TASK PROMPT. Copy the stretch of the listing from the line containing "legend-predicted-label: Predicted stars" through the line containing "predicted-star-point bbox=[584, 477, 597, 490]", both included, reproducing each line verbatim.

[Spatial annotation records]
== == ==

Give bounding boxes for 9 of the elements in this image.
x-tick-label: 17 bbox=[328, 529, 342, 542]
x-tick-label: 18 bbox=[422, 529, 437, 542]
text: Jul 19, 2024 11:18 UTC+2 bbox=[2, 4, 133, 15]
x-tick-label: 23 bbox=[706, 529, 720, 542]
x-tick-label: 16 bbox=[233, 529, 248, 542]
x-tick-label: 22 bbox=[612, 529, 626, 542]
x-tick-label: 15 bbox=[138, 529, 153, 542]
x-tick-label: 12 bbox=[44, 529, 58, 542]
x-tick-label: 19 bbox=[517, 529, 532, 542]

== == ==

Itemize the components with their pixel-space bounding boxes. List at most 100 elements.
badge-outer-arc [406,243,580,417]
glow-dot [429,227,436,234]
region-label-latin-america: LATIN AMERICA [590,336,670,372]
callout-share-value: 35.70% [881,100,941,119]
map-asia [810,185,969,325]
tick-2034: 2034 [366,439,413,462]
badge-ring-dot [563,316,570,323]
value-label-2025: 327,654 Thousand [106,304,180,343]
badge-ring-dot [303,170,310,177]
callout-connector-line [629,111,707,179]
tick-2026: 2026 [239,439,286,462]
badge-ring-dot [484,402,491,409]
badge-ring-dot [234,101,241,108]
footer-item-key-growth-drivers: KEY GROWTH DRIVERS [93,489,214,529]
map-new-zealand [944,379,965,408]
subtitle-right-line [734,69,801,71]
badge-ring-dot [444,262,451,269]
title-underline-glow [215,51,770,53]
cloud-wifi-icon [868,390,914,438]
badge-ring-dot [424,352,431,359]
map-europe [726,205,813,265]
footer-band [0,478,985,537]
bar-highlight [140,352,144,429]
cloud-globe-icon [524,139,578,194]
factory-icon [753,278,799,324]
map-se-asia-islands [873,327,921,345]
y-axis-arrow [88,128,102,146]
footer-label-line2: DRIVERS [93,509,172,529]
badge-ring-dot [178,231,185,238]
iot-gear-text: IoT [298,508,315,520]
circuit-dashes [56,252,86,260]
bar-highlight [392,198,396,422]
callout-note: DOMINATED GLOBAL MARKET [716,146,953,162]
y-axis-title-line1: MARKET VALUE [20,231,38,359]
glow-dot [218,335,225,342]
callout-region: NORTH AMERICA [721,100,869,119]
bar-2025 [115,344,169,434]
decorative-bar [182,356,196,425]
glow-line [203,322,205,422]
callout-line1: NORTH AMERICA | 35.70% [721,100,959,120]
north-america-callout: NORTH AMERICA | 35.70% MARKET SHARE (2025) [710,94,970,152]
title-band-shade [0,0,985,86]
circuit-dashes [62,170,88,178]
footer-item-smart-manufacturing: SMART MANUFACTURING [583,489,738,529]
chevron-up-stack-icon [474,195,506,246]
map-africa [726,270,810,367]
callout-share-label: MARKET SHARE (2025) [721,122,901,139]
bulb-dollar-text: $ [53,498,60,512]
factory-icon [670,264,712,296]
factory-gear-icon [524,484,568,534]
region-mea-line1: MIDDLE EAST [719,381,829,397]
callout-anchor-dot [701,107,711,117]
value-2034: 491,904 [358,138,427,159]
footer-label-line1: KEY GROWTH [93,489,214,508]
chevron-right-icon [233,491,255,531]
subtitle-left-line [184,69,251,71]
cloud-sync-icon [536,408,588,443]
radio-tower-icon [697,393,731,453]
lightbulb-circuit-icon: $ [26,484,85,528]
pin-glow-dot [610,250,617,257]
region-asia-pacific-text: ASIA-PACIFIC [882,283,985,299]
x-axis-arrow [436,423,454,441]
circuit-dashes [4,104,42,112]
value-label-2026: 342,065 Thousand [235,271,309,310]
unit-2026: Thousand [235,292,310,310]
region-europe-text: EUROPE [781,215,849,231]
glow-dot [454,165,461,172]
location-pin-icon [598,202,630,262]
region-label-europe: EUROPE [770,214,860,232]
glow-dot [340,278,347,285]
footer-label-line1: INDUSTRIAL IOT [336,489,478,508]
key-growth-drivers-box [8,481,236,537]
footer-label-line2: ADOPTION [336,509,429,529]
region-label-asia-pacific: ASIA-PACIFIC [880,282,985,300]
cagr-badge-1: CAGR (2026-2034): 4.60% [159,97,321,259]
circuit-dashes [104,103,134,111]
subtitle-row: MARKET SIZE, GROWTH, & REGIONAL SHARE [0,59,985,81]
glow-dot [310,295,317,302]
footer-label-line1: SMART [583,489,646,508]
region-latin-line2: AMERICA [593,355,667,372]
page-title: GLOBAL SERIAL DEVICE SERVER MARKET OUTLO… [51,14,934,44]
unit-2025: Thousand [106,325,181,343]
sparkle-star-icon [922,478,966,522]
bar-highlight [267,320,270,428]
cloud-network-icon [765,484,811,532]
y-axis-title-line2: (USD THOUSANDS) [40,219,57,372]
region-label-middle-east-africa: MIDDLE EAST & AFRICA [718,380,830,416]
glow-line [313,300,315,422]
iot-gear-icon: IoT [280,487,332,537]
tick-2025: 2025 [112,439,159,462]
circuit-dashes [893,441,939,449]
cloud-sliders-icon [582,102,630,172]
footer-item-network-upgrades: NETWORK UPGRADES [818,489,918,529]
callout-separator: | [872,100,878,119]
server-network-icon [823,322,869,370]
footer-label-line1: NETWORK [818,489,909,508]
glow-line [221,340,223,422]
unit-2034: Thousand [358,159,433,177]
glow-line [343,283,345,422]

== == ==

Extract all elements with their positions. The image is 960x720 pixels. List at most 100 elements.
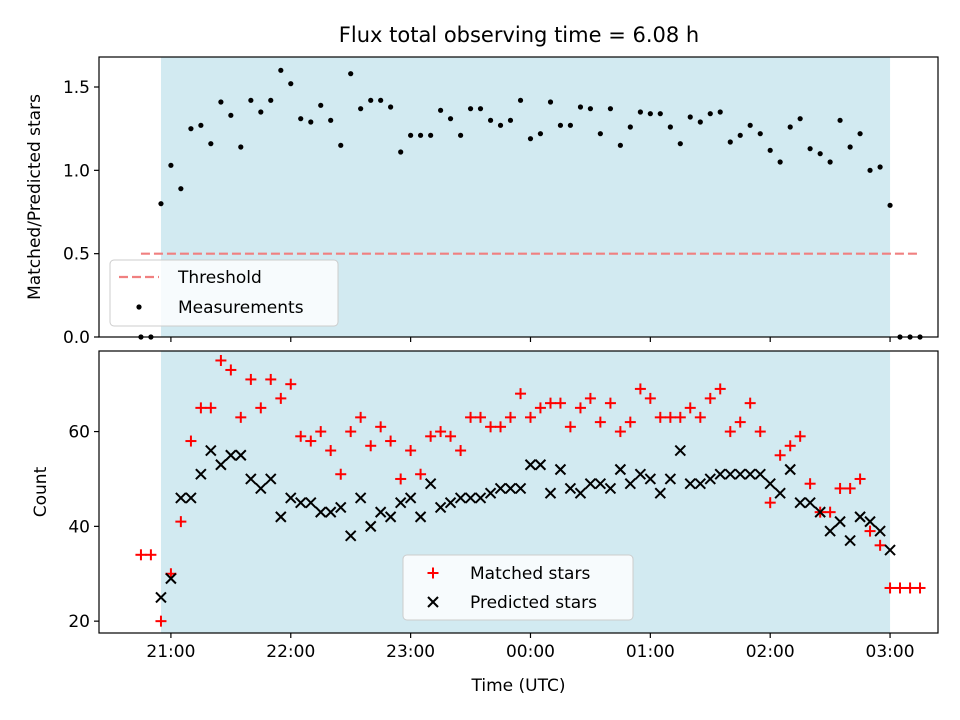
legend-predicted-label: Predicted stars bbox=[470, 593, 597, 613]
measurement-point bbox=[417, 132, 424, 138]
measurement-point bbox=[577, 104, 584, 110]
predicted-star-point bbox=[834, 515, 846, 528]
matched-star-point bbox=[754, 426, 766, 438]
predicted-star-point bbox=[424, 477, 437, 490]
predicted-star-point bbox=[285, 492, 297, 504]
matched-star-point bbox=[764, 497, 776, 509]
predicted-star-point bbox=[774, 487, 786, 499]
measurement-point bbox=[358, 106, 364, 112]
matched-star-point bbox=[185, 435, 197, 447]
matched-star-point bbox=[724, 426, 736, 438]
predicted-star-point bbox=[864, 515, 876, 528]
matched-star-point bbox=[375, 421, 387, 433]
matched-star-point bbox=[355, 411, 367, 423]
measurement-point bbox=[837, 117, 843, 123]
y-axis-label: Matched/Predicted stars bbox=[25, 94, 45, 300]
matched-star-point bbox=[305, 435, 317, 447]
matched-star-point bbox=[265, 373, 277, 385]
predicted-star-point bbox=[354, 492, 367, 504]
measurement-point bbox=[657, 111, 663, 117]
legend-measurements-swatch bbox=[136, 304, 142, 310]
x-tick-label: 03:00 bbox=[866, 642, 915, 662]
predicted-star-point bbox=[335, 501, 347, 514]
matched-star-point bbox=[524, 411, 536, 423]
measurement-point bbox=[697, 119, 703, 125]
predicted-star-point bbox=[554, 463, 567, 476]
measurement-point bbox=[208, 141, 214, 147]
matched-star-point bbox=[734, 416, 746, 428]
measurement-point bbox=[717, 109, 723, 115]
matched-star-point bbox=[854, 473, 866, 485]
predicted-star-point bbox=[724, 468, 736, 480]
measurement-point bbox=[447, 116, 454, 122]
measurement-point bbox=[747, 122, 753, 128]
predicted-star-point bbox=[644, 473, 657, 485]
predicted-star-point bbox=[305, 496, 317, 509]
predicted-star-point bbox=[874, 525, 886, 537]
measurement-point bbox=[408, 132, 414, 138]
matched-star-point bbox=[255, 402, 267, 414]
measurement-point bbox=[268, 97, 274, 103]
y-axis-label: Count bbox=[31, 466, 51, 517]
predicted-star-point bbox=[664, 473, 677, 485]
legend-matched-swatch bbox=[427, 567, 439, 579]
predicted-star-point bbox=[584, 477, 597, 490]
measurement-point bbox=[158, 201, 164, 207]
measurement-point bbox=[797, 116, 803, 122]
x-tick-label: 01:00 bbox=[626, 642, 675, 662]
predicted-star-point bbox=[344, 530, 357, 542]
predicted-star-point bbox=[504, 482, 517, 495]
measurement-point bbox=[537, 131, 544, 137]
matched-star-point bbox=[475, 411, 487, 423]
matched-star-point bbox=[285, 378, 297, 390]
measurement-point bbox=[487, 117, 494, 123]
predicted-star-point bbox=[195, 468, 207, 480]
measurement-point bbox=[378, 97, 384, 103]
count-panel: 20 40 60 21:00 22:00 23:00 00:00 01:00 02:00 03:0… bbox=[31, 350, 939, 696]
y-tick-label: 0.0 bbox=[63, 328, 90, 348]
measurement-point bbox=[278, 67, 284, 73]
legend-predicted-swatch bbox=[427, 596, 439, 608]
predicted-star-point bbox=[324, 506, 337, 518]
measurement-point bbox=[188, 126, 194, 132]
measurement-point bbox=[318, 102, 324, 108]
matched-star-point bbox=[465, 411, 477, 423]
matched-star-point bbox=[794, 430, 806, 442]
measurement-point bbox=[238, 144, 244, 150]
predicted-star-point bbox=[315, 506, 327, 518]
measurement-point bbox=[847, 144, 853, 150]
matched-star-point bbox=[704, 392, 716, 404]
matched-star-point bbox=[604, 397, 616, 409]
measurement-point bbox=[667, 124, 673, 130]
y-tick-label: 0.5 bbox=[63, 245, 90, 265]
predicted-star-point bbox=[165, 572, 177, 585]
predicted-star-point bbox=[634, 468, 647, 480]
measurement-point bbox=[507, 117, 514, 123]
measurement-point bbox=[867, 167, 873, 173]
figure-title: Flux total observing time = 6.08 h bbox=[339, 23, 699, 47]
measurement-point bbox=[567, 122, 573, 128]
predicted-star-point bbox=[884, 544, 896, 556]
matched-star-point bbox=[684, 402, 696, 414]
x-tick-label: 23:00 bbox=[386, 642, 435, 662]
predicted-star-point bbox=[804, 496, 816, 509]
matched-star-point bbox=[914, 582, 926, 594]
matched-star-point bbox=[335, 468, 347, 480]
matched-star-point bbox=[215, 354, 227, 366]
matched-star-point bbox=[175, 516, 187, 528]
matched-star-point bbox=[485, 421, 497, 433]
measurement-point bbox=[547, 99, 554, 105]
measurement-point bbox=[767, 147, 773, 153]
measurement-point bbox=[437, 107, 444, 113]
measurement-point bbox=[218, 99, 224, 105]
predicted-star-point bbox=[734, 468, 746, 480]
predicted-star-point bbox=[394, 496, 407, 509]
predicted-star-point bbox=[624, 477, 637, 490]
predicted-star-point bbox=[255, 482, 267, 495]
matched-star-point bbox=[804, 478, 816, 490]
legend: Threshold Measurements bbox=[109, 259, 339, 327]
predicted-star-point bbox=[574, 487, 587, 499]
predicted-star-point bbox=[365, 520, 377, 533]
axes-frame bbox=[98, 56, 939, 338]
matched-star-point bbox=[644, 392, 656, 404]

== == ==

SOLUTION TO THIS PROBLEM.
legend-predicted-label: Predicted stars bbox=[470, 593, 597, 613]
measurement-point bbox=[417, 132, 424, 138]
measurement-point bbox=[577, 104, 584, 110]
predicted-star-point bbox=[834, 515, 846, 528]
matched-star-point bbox=[754, 426, 766, 438]
predicted-star-point bbox=[424, 477, 437, 490]
predicted-star-point bbox=[285, 492, 297, 504]
matched-star-point bbox=[764, 497, 776, 509]
predicted-star-point bbox=[774, 487, 786, 499]
measurement-point bbox=[358, 106, 364, 112]
matched-star-point bbox=[185, 435, 197, 447]
matched-star-point bbox=[724, 426, 736, 438]
predicted-star-point bbox=[864, 515, 876, 528]
matched-star-point bbox=[375, 421, 387, 433]
matched-star-point bbox=[355, 411, 367, 423]
measurement-point bbox=[837, 117, 843, 123]
y-axis-label: Matched/Predicted stars bbox=[25, 94, 45, 300]
matched-star-point bbox=[305, 435, 317, 447]
matched-star-point bbox=[265, 373, 277, 385]
predicted-star-point bbox=[354, 492, 367, 504]
measurement-point bbox=[657, 111, 663, 117]
legend-measurements-swatch bbox=[136, 304, 142, 310]
x-tick-label: 03:00 bbox=[866, 642, 915, 662]
predicted-star-point bbox=[335, 501, 347, 514]
matched-star-point bbox=[524, 411, 536, 423]
measurement-point bbox=[697, 119, 703, 125]
predicted-star-point bbox=[554, 463, 567, 476]
measurement-point bbox=[208, 141, 214, 147]
matched-star-point bbox=[734, 416, 746, 428]
measurement-point bbox=[717, 109, 723, 115]
matched-star-point bbox=[854, 473, 866, 485]
predicted-star-point bbox=[724, 468, 736, 480]
measurement-point bbox=[447, 116, 454, 122]
measurement-point bbox=[747, 122, 753, 128]
predicted-star-point bbox=[644, 473, 657, 485]
predicted-star-point bbox=[305, 496, 317, 509]
predicted-star-point bbox=[874, 525, 886, 537]
measurement-point bbox=[408, 132, 414, 138]
matched-star-point bbox=[255, 402, 267, 414]
measurement-point bbox=[268, 97, 274, 103]
y-axis-label: Count bbox=[31, 466, 51, 517]
predicted-star-point bbox=[664, 473, 677, 485]
legend-matched-swatch bbox=[427, 567, 439, 579]
predicted-star-point bbox=[584, 477, 597, 490]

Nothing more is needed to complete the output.